→ **Short exercise**:
Identify each line holding the string "содержания" and copy it.

→ **Extracted records**:
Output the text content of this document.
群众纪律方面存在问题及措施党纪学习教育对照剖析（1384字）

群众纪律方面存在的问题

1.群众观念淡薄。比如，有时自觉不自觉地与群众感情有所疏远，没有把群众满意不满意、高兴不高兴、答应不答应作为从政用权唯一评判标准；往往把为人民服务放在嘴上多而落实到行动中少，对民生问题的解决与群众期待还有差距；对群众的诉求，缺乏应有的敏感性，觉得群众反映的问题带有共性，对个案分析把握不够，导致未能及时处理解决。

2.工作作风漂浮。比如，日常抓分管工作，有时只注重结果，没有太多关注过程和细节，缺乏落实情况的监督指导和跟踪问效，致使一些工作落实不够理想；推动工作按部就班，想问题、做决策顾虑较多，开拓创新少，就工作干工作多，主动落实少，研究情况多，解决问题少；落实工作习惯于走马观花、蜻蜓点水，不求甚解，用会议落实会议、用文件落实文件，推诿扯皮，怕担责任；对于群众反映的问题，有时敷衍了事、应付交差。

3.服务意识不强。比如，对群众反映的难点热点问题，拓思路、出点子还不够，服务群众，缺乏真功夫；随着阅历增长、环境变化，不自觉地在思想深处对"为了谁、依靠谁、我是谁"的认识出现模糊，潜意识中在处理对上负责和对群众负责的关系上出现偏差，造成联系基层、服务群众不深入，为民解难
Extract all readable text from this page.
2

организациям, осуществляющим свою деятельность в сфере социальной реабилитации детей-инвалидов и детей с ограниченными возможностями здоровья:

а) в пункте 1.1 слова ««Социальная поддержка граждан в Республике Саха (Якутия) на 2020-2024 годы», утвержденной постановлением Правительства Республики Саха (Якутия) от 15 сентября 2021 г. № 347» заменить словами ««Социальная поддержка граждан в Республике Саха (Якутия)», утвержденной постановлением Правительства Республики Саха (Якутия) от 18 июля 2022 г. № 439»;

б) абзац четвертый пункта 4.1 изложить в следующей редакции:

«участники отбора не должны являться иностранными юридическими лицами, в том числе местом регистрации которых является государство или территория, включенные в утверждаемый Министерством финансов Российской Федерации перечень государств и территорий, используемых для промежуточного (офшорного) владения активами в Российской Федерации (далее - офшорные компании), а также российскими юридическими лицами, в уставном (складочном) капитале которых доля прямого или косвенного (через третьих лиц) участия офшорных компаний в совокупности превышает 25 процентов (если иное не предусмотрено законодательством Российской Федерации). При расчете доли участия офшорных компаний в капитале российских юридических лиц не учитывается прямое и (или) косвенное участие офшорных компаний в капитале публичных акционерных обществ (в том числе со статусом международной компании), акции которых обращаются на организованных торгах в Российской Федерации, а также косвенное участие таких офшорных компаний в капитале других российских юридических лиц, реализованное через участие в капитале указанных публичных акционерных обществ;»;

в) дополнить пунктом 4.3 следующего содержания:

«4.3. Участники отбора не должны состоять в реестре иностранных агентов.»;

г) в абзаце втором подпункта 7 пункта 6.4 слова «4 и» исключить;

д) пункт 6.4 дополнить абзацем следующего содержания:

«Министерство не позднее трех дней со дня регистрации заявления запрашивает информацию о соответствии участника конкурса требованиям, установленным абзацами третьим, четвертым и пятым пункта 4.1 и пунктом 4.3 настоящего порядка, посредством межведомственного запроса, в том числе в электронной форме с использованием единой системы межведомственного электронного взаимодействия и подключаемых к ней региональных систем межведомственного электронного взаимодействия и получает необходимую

→ **Reply to the exercise**:
в) дополнить пунктом 4.3 следующего содержания:
д) пункт 6.4 дополнить абзацем следующего содержания:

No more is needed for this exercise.